Task prompt » Retype each entry below, keeping every character the same.

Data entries
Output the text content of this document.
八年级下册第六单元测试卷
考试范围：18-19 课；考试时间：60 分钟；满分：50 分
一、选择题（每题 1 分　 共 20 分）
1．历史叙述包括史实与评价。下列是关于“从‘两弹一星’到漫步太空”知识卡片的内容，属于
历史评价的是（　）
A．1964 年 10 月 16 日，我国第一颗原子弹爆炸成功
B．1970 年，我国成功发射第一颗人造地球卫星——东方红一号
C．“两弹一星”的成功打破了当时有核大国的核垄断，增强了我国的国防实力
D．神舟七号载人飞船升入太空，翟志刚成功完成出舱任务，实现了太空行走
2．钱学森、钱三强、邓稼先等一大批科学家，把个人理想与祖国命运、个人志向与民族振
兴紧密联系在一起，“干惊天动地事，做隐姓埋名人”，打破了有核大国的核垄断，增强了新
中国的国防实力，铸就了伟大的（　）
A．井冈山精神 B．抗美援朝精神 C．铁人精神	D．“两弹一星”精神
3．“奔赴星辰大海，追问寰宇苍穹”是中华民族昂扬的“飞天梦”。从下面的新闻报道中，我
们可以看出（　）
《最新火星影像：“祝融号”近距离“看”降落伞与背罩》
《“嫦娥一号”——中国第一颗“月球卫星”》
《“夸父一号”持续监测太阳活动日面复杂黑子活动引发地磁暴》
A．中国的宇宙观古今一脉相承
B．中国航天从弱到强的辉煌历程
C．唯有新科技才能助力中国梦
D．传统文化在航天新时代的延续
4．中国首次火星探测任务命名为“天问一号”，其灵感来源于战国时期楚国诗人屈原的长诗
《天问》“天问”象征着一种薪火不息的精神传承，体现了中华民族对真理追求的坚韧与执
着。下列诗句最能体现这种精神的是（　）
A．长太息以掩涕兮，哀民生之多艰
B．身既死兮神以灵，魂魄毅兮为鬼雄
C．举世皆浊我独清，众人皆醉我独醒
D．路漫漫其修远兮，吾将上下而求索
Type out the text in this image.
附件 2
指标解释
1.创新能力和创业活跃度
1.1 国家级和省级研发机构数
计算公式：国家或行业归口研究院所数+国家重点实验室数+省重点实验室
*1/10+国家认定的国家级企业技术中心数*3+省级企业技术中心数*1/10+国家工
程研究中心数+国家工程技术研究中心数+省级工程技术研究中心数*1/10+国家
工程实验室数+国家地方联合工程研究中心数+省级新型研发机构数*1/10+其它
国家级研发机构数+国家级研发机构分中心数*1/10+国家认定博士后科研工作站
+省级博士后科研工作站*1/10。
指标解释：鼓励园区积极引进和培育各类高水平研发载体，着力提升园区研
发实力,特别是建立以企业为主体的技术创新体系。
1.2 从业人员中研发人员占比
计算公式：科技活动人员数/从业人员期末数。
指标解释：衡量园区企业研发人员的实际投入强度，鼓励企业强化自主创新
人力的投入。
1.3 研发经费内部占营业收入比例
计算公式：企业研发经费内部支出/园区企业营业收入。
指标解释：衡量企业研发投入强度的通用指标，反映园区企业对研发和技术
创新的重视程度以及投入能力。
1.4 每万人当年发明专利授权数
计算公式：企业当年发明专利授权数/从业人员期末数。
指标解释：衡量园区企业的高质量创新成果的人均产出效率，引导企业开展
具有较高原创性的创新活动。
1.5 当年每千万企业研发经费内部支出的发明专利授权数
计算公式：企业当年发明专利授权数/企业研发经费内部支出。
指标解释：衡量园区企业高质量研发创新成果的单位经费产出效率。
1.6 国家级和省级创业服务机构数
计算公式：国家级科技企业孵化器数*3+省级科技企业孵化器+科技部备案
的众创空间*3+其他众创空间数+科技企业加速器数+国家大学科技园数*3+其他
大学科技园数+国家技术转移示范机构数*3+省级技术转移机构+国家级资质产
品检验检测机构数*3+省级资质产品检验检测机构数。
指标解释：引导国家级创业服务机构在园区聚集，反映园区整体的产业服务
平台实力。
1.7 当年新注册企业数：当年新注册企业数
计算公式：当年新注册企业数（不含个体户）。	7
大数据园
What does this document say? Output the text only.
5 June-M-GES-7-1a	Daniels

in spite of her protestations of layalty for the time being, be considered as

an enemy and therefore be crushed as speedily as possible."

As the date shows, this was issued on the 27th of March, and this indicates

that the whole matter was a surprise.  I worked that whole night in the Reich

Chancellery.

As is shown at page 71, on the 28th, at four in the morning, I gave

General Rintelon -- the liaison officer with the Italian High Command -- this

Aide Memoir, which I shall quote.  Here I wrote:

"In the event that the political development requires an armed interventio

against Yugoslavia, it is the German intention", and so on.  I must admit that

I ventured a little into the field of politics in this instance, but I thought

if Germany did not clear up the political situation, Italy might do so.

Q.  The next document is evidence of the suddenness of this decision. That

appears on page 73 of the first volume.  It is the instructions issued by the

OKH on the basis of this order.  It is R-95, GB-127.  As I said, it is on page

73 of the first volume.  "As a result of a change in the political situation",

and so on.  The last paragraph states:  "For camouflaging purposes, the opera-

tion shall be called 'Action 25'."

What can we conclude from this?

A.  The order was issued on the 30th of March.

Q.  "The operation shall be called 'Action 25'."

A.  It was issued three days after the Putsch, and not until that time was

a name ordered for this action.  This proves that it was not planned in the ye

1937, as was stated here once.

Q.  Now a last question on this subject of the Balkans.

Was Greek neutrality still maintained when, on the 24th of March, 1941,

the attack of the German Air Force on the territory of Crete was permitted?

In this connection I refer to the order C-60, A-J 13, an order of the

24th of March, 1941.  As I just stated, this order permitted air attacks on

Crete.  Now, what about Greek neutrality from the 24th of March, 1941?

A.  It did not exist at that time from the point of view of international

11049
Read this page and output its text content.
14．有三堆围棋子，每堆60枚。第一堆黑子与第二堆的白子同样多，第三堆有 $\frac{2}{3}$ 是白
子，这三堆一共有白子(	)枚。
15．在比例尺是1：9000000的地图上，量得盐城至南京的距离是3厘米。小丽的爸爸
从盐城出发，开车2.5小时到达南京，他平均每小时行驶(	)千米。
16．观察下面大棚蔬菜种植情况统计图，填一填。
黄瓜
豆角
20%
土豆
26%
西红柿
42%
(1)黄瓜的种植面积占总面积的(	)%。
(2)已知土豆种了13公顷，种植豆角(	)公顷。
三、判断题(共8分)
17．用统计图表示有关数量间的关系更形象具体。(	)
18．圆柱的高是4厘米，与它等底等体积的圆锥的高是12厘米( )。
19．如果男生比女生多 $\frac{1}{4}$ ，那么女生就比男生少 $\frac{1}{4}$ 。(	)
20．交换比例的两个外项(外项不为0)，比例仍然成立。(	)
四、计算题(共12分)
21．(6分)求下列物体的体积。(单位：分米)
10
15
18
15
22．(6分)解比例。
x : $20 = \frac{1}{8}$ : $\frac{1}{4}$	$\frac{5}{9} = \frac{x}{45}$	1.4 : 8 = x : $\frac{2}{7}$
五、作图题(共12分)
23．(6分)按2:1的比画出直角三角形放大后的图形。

Solution below »
Output the text content of this document.
八年级下册第六单元测试卷
考试范围：18-19 课；考试时间：60 分钟；满分：50 分
一、选择题（每题 1 分　 共 20 分）
1．历史叙述包括史实与评价。下列是关于“从‘两弹一星’到漫步太空”知识卡片的内容，属于
历史评价的是（　）
A．1964 年 10 月 16 日，我国第一颗原子弹爆炸成功
B．1970 年，我国成功发射第一颗人造地球卫星——东方红一号
C．“两弹一星”的成功打破了当时有核大国的核垄断，增强了我国的国防实力
D．神舟七号载人飞船升入太空，翟志刚成功完成出舱任务，实现了太空行走
2．钱学森、钱三强、邓稼先等一大批科学家，把个人理想与祖国命运、个人志向与民族振
兴紧密联系在一起，“干惊天动地事，做隐姓埋名人”，打破了有核大国的核垄断，增强了新
中国的国防实力，铸就了伟大的（　）
A．井冈山精神 B．抗美援朝精神 C．铁人精神	D．“两弹一星”精神
3．“奔赴星辰大海，追问寰宇苍穹”是中华民族昂扬的“飞天梦”。从下面的新闻报道中，我
们可以看出（　）
《最新火星影像：“祝融号”近距离“看”降落伞与背罩》
《“嫦娥一号”——中国第一颗“月球卫星”》
《“夸父一号”持续监测太阳活动日面复杂黑子活动引发地磁暴》
A．中国的宇宙观古今一脉相承
B．中国航天从弱到强的辉煌历程
C．唯有新科技才能助力中国梦
D．传统文化在航天新时代的延续
4．中国首次火星探测任务命名为“天问一号”，其灵感来源于战国时期楚国诗人屈原的长诗
《天问》“天问”象征着一种薪火不息的精神传承，体现了中华民族对真理追求的坚韧与执
着。下列诗句最能体现这种精神的是（　）
A．长太息以掩涕兮，哀民生之多艰
B．身既死兮神以灵，魂魄毅兮为鬼雄
C．举世皆浊我独清，众人皆醉我独醒
D．路漫漫其修远兮，吾将上下而求索
Type out the text in this image.
附件 2
指标解释
1.创新能力和创业活跃度
1.1 国家级和省级研发机构数
计算公式：国家或行业归口研究院所数+国家重点实验室数+省重点实验室
*1/10+国家认定的国家级企业技术中心数*3+省级企业技术中心数*1/10+国家工
程研究中心数+国家工程技术研究中心数+省级工程技术研究中心数*1/10+国家
工程实验室数+国家地方联合工程研究中心数+省级新型研发机构数*1/10+其它
国家级研发机构数+国家级研发机构分中心数*1/10+国家认定博士后科研工作站
+省级博士后科研工作站*1/10。
指标解释：鼓励园区积极引进和培育各类高水平研发载体，着力提升园区研
发实力,特别是建立以企业为主体的技术创新体系。
1.2 从业人员中研发人员占比
计算公式：科技活动人员数/从业人员期末数。
指标解释：衡量园区企业研发人员的实际投入强度，鼓励企业强化自主创新
人力的投入。
1.3 研发经费内部占营业收入比例
计算公式：企业研发经费内部支出/园区企业营业收入。
指标解释：衡量企业研发投入强度的通用指标，反映园区企业对研发和技术
创新的重视程度以及投入能力。
1.4 每万人当年发明专利授权数
计算公式：企业当年发明专利授权数/从业人员期末数。
指标解释：衡量园区企业的高质量创新成果的人均产出效率，引导企业开展
具有较高原创性的创新活动。
1.5 当年每千万企业研发经费内部支出的发明专利授权数
计算公式：企业当年发明专利授权数/企业研发经费内部支出。
指标解释：衡量园区企业高质量研发创新成果的单位经费产出效率。
1.6 国家级和省级创业服务机构数
计算公式：国家级科技企业孵化器数*3+省级科技企业孵化器+科技部备案
的众创空间*3+其他众创空间数+科技企业加速器数+国家大学科技园数*3+其他
大学科技园数+国家技术转移示范机构数*3+省级技术转移机构+国家级资质产
品检验检测机构数*3+省级资质产品检验检测机构数。
指标解释：引导国家级创业服务机构在园区聚集，反映园区整体的产业服务
平台实力。
1.7 当年新注册企业数：当年新注册企业数
计算公式：当年新注册企业数（不含个体户）。	7
大数据园
What does this document say? Output the text only.
5 June-M-GES-7-1a	Daniels

in spite of her protestations of layalty for the time being, be considered as

an enemy and therefore be crushed as speedily as possible."

As the date shows, this was issued on the 27th of March, and this indicates

that the whole matter was a surprise.  I worked that whole night in the Reich

Chancellery.

As is shown at page 71, on the 28th, at four in the morning, I gave

General Rintelon -- the liaison officer with the Italian High Command -- this

Aide Memoir, which I shall quote.  Here I wrote:

"In the event that the political development requires an armed interventio

against Yugoslavia, it is the German intention", and so on.  I must admit that

I ventured a little into the field of politics in this instance, but I thought

if Germany did not clear up the political situation, Italy might do so.

Q.  The next document is evidence of the suddenness of this decision. That

appears on page 73 of the first volume.  It is the instructions issued by the

OKH on the basis of this order.  It is R-95, GB-127.  As I said, it is on page

73 of the first volume.  "As a result of a change in the political situation",

and so on.  The last paragraph states:  "For camouflaging purposes, the opera-

tion shall be called 'Action 25'."

What can we conclude from this?

A.  The order was issued on the 30th of March.

Q.  "The operation shall be called 'Action 25'."

A.  It was issued three days after the Putsch, and not until that time was

a name ordered for this action.  This proves that it was not planned in the ye

1937, as was stated here once.

Q.  Now a last question on this subject of the Balkans.

Was Greek neutrality still maintained when, on the 24th of March, 1941,

the attack of the German Air Force on the territory of Crete was permitted?

In this connection I refer to the order C-60, A-J 13, an order of the

24th of March, 1941.  As I just stated, this order permitted air attacks on

Crete.  Now, what about Greek neutrality from the 24th of March, 1941?

A.  It did not exist at that time from the point of view of international

11049
Read this page and output its text content.
14．有三堆围棋子，每堆60枚。第一堆黑子与第二堆的白子同样多，第三堆有 $\frac{2}{3}$ 是白
子，这三堆一共有白子(	)枚。
15．在比例尺是1：9000000的地图上，量得盐城至南京的距离是3厘米。小丽的爸爸
从盐城出发，开车2.5小时到达南京，他平均每小时行驶(	)千米。
16．观察下面大棚蔬菜种植情况统计图，填一填。
黄瓜
豆角
20%
土豆
26%
西红柿
42%
(1)黄瓜的种植面积占总面积的(	)%。
(2)已知土豆种了13公顷，种植豆角(	)公顷。
三、判断题(共8分)
17．用统计图表示有关数量间的关系更形象具体。(	)
18．圆柱的高是4厘米，与它等底等体积的圆锥的高是12厘米( )。
19．如果男生比女生多 $\frac{1}{4}$ ，那么女生就比男生少 $\frac{1}{4}$ 。(	)
20．交换比例的两个外项(外项不为0)，比例仍然成立。(	)
四、计算题(共12分)
21．(6分)求下列物体的体积。(单位：分米)
10
15
18
15
22．(6分)解比例。
x : $20 = \frac{1}{8}$ : $\frac{1}{4}$	$\frac{5}{9} = \frac{x}{45}$	1.4 : 8 = x : $\frac{2}{7}$
五、作图题(共12分)
23．(6分)按2:1的比画出直角三角形放大后的图形。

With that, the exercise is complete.